» **TEXT TO READ**:
==============================
Single by Nea
- Released: 6 September 2019
- Length: 2:55
- Label: Kookie Diamond; Linnea Södahl; Milkshake; Sony Music Entertainment Sweden;
- Songwriters: Bryn Christopher; Anna Södahl; Gianfranco Randone; Maurizio Lobina; Massimo Gabutti;
- Producers: Hitimpulse; Vincent Kottkamp;

Nea singles chronology
|  | "Some Say" (2019) | "Dedicated" (2020) |

Music video
- "Some Say" on YouTube

= Some Say (Nea song) =

"Some Say" is a song by Swedish singer Nea and was released as her debut single on 6 September 2019. Following the song's success in Europe in late 2019 and early 2020, the song was remixed by German DJ Felix Jaehn. The remix was released on 10 January 2020.

The song has since reached number one in Belgium (Wallonia), Slovakia and Poland, the top ten in Austria, Denmark, Hungary, the Netherlands, Norway, Romania and Switzerland, as well as the top 20 in Australia, Belgium (Flanders), France, Germany and Sweden. The song interpolates Eiffel 65's 1998 song, "Blue (Da Ba Dee)".

Lyrically, it sees Nea singing about an unrequited love and is inspired by events experienced by a friend of hers. Nea describes that "the song is about love that you can't attain but that you can't give up on". On Genius, she explained that the opening lyrics of the song describe the moment "when you love someone so completely and the other person doesn’t feel the same thing, you just wanna put the blame on something else… The time, the timing, anything but unreturned love."

==Credits and personnel==
Credits adapted from Tidal.

- Linnéa Södahl – vocals, songwriting, composer
- Bryn Christopher – songwriting, composer
- Vincent Kottkamp – production, composer, guitar, mixing engineering
- Hitimpulse – production, mixing engineering
- Alexsej Vlasenko – composer, synthesizer
- Jonas Kalisch – composer, bass
- Henrik Meinke – composer, drums
- Jeremy Chacon – composer, keyboards
- Lex Barkey – master engineering
- Jeffrey Jey (Eiffel 65) – songwriter
- Maurizio Lobina (Eiffel 65) – songwriter/producer
- Gabry Ponte (Eiffel 65) – producer

==Charts==

===Weekly charts===

Weekly chart performance for "Some Say"
==============================
» **STATED PROBLEM A**: According to the article about "Some Say," which DJ remixed the song after its success in Europe?
The article about "Some Say" and the listing that follows have nothing to do with each other.

» **ENTRIES SHOWN**:
==============================
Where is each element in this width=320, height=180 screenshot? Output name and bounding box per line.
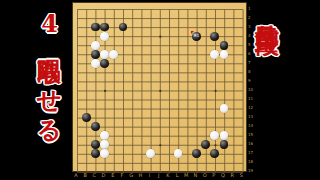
intersection-C17[interactable] — [91, 23, 100, 32]
column-label-E: E — [108, 172, 117, 179]
intersection-R8[interactable] — [219, 104, 228, 113]
black-stone-Q3 — [210, 149, 219, 158]
row-label-18: 18 — [248, 157, 255, 166]
column-label-G: G — [127, 172, 136, 179]
intersection-C14[interactable] — [91, 50, 100, 59]
column-label-A: A — [71, 172, 80, 179]
column-label-K: K — [163, 172, 172, 179]
column-label-Q: Q — [218, 172, 227, 179]
row-coordinates: 12345678910111213141516171819 — [248, 4, 255, 176]
white-stone-D16 — [100, 32, 109, 41]
intersection-C15[interactable] — [91, 41, 100, 50]
intersection-Q14[interactable] — [210, 50, 219, 59]
intersection-D5[interactable] — [100, 131, 109, 140]
white-stone-M3 — [174, 149, 183, 158]
white-stone-C15 — [91, 41, 100, 50]
black-stone-B7 — [82, 113, 91, 122]
column-label-D: D — [99, 172, 108, 179]
row-label-3: 3 — [248, 22, 255, 31]
row-label-11: 11 — [248, 94, 255, 103]
intersection-C4[interactable] — [91, 140, 100, 149]
stone-layer: 91 — [72, 5, 247, 177]
white-stone-R14 — [220, 50, 229, 59]
row-label-4: 4 — [248, 31, 255, 40]
row-label-6: 6 — [248, 49, 255, 58]
intersection-J3[interactable] — [146, 149, 155, 158]
move-number-label: 91 — [194, 34, 200, 39]
column-label-N: N — [191, 172, 200, 179]
black-stone-C4 — [91, 140, 100, 149]
row-label-15: 15 — [248, 130, 255, 139]
white-stone-R8 — [220, 104, 229, 113]
right-caption: 仲邑菫二段 — [255, 6, 279, 14]
column-label-I: I — [145, 172, 154, 179]
black-stone-F17 — [119, 23, 128, 32]
left-caption: 4隅取らせる — [37, 9, 61, 132]
row-label-8: 8 — [248, 67, 255, 76]
intersection-Q3[interactable] — [210, 149, 219, 158]
column-label-O: O — [200, 172, 209, 179]
intersection-R5[interactable] — [219, 131, 228, 140]
intersection-D4[interactable] — [100, 140, 109, 149]
column-coordinates: ABCDEFGHIJKLMNOPQRS — [71, 172, 246, 179]
black-stone-C6 — [91, 122, 100, 131]
intersection-C6[interactable] — [91, 122, 100, 131]
column-label-H: H — [136, 172, 145, 179]
white-stone-C13 — [91, 59, 100, 68]
intersection-O3[interactable] — [192, 149, 201, 158]
row-label-16: 16 — [248, 139, 255, 148]
row-label-14: 14 — [248, 121, 255, 130]
column-label-F: F — [117, 172, 126, 179]
intersection-M3[interactable] — [173, 149, 182, 158]
row-label-7: 7 — [248, 58, 255, 67]
white-stone-D3 — [100, 149, 109, 158]
column-label-R: R — [228, 172, 237, 179]
black-stone-O16: 91 — [192, 32, 201, 41]
intersection-D14[interactable] — [100, 50, 109, 59]
row-label-19: 19 — [248, 166, 255, 175]
black-stone-C17 — [91, 23, 100, 32]
black-stone-P4 — [201, 140, 210, 149]
intersection-C3[interactable] — [91, 149, 100, 158]
intersection-D3[interactable] — [100, 149, 109, 158]
intersection-E14[interactable] — [109, 50, 118, 59]
intersection-D16[interactable] — [100, 32, 109, 41]
white-stone-E14 — [109, 50, 118, 59]
white-stone-Q14 — [210, 50, 219, 59]
column-label-P: P — [209, 172, 218, 179]
column-label-S: S — [237, 172, 246, 179]
white-stone-D14 — [100, 50, 109, 59]
white-stone-Q5 — [210, 131, 219, 140]
intersection-D17[interactable] — [100, 23, 109, 32]
column-label-L: L — [172, 172, 181, 179]
intersection-O16[interactable]: 91 — [192, 32, 201, 41]
black-stone-Q16 — [210, 32, 219, 41]
intersection-P4[interactable] — [201, 140, 210, 149]
intersection-R15[interactable] — [219, 41, 228, 50]
intersection-Q16[interactable] — [210, 32, 219, 41]
column-label-C: C — [90, 172, 99, 179]
column-label-J: J — [154, 172, 163, 179]
intersection-R4[interactable] — [219, 140, 228, 149]
black-stone-D17 — [100, 23, 109, 32]
row-label-10: 10 — [248, 85, 255, 94]
black-stone-D13 — [100, 59, 109, 68]
intersection-F17[interactable] — [118, 23, 127, 32]
column-label-B: B — [81, 172, 90, 179]
white-stone-R5 — [220, 131, 229, 140]
white-stone-D4 — [100, 140, 109, 149]
video-frame: 4隅取らせる 91 ABCDEFGHIJKLMNOPQRS 1234567891… — [0, 0, 320, 180]
black-stone-R4 — [220, 140, 229, 149]
go-board[interactable]: 91 — [72, 2, 247, 172]
row-label-12: 12 — [248, 103, 255, 112]
column-label-M: M — [182, 172, 191, 179]
row-label-17: 17 — [248, 148, 255, 157]
intersection-B7[interactable] — [82, 113, 91, 122]
row-label-9: 9 — [248, 76, 255, 85]
intersection-C13[interactable] — [91, 59, 100, 68]
white-stone-D5 — [100, 131, 109, 140]
black-stone-O3 — [192, 149, 201, 158]
black-stone-C3 — [91, 149, 100, 158]
row-label-5: 5 — [248, 40, 255, 49]
intersection-D13[interactable] — [100, 59, 109, 68]
black-stone-C14 — [91, 50, 100, 59]
white-stone-J3 — [146, 149, 155, 158]
row-label-13: 13 — [248, 112, 255, 121]
intersection-R14[interactable] — [219, 50, 228, 59]
intersection-Q5[interactable] — [210, 131, 219, 140]
black-stone-R15 — [220, 41, 229, 50]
==============================
» **STATED PROBLEM B**: From the listing, extract everything from the line containing "intersection-C17[interactable] — [91, 23, 100, 32]" down to the line containing "intersection-C15[interactable] — [91, 41, 100, 50]", both included, and copy those lines without any changes.

» **COMPLETE OUTPUT A**: German DJ Felix Jaehn remixed it.

» **COMPLETE OUTPUT B**:
intersection-C17[interactable] — [91, 23, 100, 32]
column-label-E: E — [108, 172, 117, 179]
intersection-R8[interactable] — [219, 104, 228, 113]
black-stone-Q3 — [210, 149, 219, 158]
row-label-18: 18 — [248, 157, 255, 166]
column-label-G: G — [127, 172, 136, 179]
intersection-C14[interactable] — [91, 50, 100, 59]
column-label-A: A — [71, 172, 80, 179]
column-label-K: K — [163, 172, 172, 179]
column-label-Q: Q — [218, 172, 227, 179]
row-coordinates: 12345678910111213141516171819 — [248, 4, 255, 176]
white-stone-D16 — [100, 32, 109, 41]
intersection-C15[interactable] — [91, 41, 100, 50]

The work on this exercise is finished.